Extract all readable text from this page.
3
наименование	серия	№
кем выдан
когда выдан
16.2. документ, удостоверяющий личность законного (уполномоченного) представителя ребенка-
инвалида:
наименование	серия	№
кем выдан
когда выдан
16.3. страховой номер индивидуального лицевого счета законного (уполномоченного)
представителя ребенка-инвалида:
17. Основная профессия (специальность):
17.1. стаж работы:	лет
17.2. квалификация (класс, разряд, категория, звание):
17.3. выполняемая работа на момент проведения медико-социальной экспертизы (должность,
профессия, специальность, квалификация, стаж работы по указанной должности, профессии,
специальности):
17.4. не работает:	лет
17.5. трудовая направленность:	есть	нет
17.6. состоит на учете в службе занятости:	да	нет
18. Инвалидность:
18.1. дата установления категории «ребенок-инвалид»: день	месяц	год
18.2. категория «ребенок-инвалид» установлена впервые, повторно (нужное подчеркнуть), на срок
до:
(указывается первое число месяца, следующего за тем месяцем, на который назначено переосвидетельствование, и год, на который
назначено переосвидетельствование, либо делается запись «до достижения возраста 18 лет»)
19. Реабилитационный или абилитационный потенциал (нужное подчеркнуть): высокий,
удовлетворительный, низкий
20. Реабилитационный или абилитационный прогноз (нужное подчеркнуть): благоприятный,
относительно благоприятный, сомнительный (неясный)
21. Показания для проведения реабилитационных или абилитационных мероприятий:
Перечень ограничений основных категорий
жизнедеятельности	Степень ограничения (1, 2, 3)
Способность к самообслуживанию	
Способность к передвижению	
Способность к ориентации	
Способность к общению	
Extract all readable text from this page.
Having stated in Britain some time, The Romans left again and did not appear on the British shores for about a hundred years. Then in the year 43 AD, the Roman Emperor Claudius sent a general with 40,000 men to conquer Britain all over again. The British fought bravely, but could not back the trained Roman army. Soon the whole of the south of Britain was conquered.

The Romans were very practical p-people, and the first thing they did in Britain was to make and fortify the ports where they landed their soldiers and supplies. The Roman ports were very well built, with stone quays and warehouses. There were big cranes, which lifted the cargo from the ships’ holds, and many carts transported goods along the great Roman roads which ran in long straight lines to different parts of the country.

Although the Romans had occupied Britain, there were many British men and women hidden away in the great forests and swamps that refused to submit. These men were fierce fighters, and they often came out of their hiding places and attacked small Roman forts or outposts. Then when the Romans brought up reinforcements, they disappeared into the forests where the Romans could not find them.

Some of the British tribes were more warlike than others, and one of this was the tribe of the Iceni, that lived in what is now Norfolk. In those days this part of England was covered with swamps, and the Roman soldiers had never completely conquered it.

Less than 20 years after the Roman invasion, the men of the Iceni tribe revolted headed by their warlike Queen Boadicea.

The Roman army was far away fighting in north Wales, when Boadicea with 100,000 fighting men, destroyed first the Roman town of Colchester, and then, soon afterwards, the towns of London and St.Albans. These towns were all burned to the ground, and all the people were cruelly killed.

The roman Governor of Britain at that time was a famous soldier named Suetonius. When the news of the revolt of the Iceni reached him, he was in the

YOUR OBJECTIVE => Check each line of the records for "away" and copy the ones that contain it.

WRITTEN RESPONSE =>
Although the Romans had occupied Britain, there were many British men and women hidden away in the great forests and swamps that refused to submit. These men were fierce fighters, and they often came out of their hiding places and attacked small Roman forts or outposts. Then when the Romans brought up reinforcements, they disappeared into the forests where the Romans could not find them.
The Roman army was far away fighting in north Wales, when Boadicea with 100,000 fighting men, destroyed first the Roman town of Colchester, and then, soon afterwards, the towns of London and St.Albans. These towns were all burned to the ground, and all the people were cruelly killed.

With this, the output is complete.